#### Exercise goal
Extract all of the data and reproduce it precisely.

#### Material for the task
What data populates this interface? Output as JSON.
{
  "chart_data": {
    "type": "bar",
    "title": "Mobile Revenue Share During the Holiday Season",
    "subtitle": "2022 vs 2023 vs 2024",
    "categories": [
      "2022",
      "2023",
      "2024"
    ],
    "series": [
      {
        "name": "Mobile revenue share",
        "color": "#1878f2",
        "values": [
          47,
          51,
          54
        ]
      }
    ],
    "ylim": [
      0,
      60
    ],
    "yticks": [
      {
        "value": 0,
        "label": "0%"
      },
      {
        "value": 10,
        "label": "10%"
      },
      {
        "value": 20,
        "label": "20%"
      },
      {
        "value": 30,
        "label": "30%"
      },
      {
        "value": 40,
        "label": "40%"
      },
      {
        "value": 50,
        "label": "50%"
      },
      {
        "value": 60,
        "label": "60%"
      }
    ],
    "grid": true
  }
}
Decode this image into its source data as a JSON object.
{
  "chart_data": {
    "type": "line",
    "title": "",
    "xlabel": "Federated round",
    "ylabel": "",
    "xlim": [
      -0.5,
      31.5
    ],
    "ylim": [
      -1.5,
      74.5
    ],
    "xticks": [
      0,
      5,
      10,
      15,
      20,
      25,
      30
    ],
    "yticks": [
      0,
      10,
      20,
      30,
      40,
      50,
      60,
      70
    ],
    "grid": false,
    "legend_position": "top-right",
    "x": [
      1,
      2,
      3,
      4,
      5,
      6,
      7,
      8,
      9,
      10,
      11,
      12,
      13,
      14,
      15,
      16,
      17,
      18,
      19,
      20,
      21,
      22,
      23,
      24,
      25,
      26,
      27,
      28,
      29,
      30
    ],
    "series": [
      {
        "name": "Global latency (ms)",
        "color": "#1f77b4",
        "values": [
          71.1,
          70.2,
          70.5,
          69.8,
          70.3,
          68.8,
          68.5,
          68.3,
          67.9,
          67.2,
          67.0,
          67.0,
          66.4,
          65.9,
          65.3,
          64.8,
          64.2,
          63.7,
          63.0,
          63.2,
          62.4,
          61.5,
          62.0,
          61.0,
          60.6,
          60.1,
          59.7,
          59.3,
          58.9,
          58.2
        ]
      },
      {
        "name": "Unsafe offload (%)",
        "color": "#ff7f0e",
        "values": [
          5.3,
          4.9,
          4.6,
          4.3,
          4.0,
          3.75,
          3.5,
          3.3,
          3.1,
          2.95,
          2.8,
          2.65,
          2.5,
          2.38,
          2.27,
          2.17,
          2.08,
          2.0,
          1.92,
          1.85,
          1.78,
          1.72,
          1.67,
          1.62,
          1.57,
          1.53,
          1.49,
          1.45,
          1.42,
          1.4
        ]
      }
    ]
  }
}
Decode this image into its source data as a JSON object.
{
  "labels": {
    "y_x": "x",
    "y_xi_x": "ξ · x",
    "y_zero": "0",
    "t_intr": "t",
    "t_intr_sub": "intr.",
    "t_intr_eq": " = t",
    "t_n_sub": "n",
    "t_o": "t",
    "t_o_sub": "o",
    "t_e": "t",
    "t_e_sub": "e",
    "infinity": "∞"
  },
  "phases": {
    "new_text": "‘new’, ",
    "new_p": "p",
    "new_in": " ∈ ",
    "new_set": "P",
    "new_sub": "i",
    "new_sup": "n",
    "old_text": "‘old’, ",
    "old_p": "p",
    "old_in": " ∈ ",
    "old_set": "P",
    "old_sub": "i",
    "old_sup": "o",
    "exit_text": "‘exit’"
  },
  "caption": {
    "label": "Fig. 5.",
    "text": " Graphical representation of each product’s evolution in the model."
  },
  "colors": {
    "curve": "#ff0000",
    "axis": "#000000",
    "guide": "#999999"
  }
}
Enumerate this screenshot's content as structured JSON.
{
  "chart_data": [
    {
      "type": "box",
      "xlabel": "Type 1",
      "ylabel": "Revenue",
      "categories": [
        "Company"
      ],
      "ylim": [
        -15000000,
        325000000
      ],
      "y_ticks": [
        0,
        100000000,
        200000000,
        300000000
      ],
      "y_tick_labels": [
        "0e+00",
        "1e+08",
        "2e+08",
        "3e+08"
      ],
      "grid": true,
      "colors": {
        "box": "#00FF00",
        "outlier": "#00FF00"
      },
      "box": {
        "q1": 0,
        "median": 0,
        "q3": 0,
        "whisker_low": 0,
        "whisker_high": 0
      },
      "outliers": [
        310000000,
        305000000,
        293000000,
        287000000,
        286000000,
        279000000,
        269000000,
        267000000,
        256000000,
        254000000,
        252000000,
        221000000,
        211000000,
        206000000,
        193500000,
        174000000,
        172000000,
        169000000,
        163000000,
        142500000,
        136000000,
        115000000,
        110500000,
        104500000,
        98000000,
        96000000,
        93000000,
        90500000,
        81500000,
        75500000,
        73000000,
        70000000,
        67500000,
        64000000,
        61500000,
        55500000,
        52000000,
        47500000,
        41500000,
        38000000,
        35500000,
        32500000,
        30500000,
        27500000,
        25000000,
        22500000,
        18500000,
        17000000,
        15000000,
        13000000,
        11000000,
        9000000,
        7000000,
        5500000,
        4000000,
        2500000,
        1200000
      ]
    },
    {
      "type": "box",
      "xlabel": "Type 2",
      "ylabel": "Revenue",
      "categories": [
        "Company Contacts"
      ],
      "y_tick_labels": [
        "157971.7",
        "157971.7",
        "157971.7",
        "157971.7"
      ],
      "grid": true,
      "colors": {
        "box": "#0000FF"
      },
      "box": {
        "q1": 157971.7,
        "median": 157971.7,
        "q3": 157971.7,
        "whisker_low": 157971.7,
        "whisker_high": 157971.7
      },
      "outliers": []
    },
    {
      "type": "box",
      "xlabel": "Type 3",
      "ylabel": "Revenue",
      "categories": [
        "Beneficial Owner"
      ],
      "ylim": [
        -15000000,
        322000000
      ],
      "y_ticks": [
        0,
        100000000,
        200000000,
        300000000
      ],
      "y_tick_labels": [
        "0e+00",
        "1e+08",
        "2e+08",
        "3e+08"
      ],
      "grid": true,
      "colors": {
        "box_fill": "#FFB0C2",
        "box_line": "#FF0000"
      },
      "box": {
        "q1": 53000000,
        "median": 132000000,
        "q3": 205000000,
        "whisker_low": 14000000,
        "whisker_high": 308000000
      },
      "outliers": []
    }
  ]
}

#### Solution to this task
What data populates this interface? Output as JSON.
{
  "chart_data": {
    "type": "bar",
    "title": "Mobile Revenue Share During the Holiday Season",
    "subtitle": "2022 vs 2023 vs 2024",
    "categories": [
      "2022",
      "2023",
      "2024"
    ],
    "series": [
      {
        "name": "Mobile revenue share",
        "color": "#1878f2",
        "values": [
          47,
          51,
          54
        ]
      }
    ],
    "ylim": [
      0,
      60
    ],
    "yticks": [
      {
        "value": 0,
        "label": "0%"
      },
      {
        "value": 10,
        "label": "10%"
      },
      {
        "value": 20,
        "label": "20%"
      },
      {
        "value": 30,
        "label": "30%"
      },
      {
        "value": 40,
        "label": "40%"
      },
      {
        "value": 50,
        "label": "50%"
      },
      {
        "value": 60,
        "label": "60%"
      }
    ],
    "grid": true
  }
}
Decode this image into its source data as a JSON object.
{
  "chart_data": {
    "type": "line",
    "title": "",
    "xlabel": "Federated round",
    "ylabel": "",
    "xlim": [
      -0.5,
      31.5
    ],
    "ylim": [
      -1.5,
      74.5
    ],
    "xticks": [
      0,
      5,
      10,
      15,
      20,
      25,
      30
    ],
    "yticks": [
      0,
      10,
      20,
      30,
      40,
      50,
      60,
      70
    ],
    "grid": false,
    "legend_position": "top-right",
    "x": [
      1,
      2,
      3,
      4,
      5,
      6,
      7,
      8,
      9,
      10,
      11,
      12,
      13,
      14,
      15,
      16,
      17,
      18,
      19,
      20,
      21,
      22,
      23,
      24,
      25,
      26,
      27,
      28,
      29,
      30
    ],
    "series": [
      {
        "name": "Global latency (ms)",
        "color": "#1f77b4",
        "values": [
          71.1,
          70.2,
          70.5,
          69.8,
          70.3,
          68.8,
          68.5,
          68.3,
          67.9,
          67.2,
          67.0,
          67.0,
          66.4,
          65.9,
          65.3,
          64.8,
          64.2,
          63.7,
          63.0,
          63.2,
          62.4,
          61.5,
          62.0,
          61.0,
          60.6,
          60.1,
          59.7,
          59.3,
          58.9,
          58.2
        ]
      },
      {
        "name": "Unsafe offload (%)",
        "color": "#ff7f0e",
        "values": [
          5.3,
          4.9,
          4.6,
          4.3,
          4.0,
          3.75,
          3.5,
          3.3,
          3.1,
          2.95,
          2.8,
          2.65,
          2.5,
          2.38,
          2.27,
          2.17,
          2.08,
          2.0,
          1.92,
          1.85,
          1.78,
          1.72,
          1.67,
          1.62,
          1.57,
          1.53,
          1.49,
          1.45,
          1.42,
          1.4
        ]
      }
    ]
  }
}
Decode this image into its source data as a JSON object.
{
  "labels": {
    "y_x": "x",
    "y_xi_x": "ξ · x",
    "y_zero": "0",
    "t_intr": "t",
    "t_intr_sub": "intr.",
    "t_intr_eq": " = t",
    "t_n_sub": "n",
    "t_o": "t",
    "t_o_sub": "o",
    "t_e": "t",
    "t_e_sub": "e",
    "infinity": "∞"
  },
  "phases": {
    "new_text": "‘new’, ",
    "new_p": "p",
    "new_in": " ∈ ",
    "new_set": "P",
    "new_sub": "i",
    "new_sup": "n",
    "old_text": "‘old’, ",
    "old_p": "p",
    "old_in": " ∈ ",
    "old_set": "P",
    "old_sub": "i",
    "old_sup": "o",
    "exit_text": "‘exit’"
  },
  "caption": {
    "label": "Fig. 5.",
    "text": " Graphical representation of each product’s evolution in the model."
  },
  "colors": {
    "curve": "#ff0000",
    "axis": "#000000",
    "guide": "#999999"
  }
}
Enumerate this screenshot's content as structured JSON.
{
  "chart_data": [
    {
      "type": "box",
      "xlabel": "Type 1",
      "ylabel": "Revenue",
      "categories": [
        "Company"
      ],
      "ylim": [
        -15000000,
        325000000
      ],
      "y_ticks": [
        0,
        100000000,
        200000000,
        300000000
      ],
      "y_tick_labels": [
        "0e+00",
        "1e+08",
        "2e+08",
        "3e+08"
      ],
      "grid": true,
      "colors": {
        "box": "#00FF00",
        "outlier": "#00FF00"
      },
      "box": {
        "q1": 0,
        "median": 0,
        "q3": 0,
        "whisker_low": 0,
        "whisker_high": 0
      },
      "outliers": [
        310000000,
        305000000,
        293000000,
        287000000,
        286000000,
        279000000,
        269000000,
        267000000,
        256000000,
        254000000,
        252000000,
        221000000,
        211000000,
        206000000,
        193500000,
        174000000,
        172000000,
        169000000,
        163000000,
        142500000,
        136000000,
        115000000,
        110500000,
        104500000,
        98000000,
        96000000,
        93000000,
        90500000,
        81500000,
        75500000,
        73000000,
        70000000,
        67500000,
        64000000,
        61500000,
        55500000,
        52000000,
        47500000,
        41500000,
        38000000,
        35500000,
        32500000,
        30500000,
        27500000,
        25000000,
        22500000,
        18500000,
        17000000,
        15000000,
        13000000,
        11000000,
        9000000,
        7000000,
        5500000,
        4000000,
        2500000,
        1200000
      ]
    },
    {
      "type": "box",
      "xlabel": "Type 2",
      "ylabel": "Revenue",
      "categories": [
        "Company Contacts"
      ],
      "y_tick_labels": [
        "157971.7",
        "157971.7",
        "157971.7",
        "157971.7"
      ],
      "grid": true,
      "colors": {
        "box": "#0000FF"
      },
      "box": {
        "q1": 157971.7,
        "median": 157971.7,
        "q3": 157971.7,
        "whisker_low": 157971.7,
        "whisker_high": 157971.7
      },
      "outliers": []
    },
    {
      "type": "box",
      "xlabel": "Type 3",
      "ylabel": "Revenue",
      "categories": [
        "Beneficial Owner"
      ],
      "ylim": [
        -15000000,
        322000000
      ],
      "y_ticks": [
        0,
        100000000,
        200000000,
        300000000
      ],
      "y_tick_labels": [
        "0e+00",
        "1e+08",
        "2e+08",
        "3e+08"
      ],
      "grid": true,
      "colors": {
        "box_fill": "#FFB0C2",
        "box_line": "#FF0000"
      },
      "box": {
        "q1": 53000000,
        "median": 132000000,
        "q3": 205000000,
        "whisker_low": 14000000,
        "whisker_high": 308000000
      },
      "outliers": []
    }
  ]
}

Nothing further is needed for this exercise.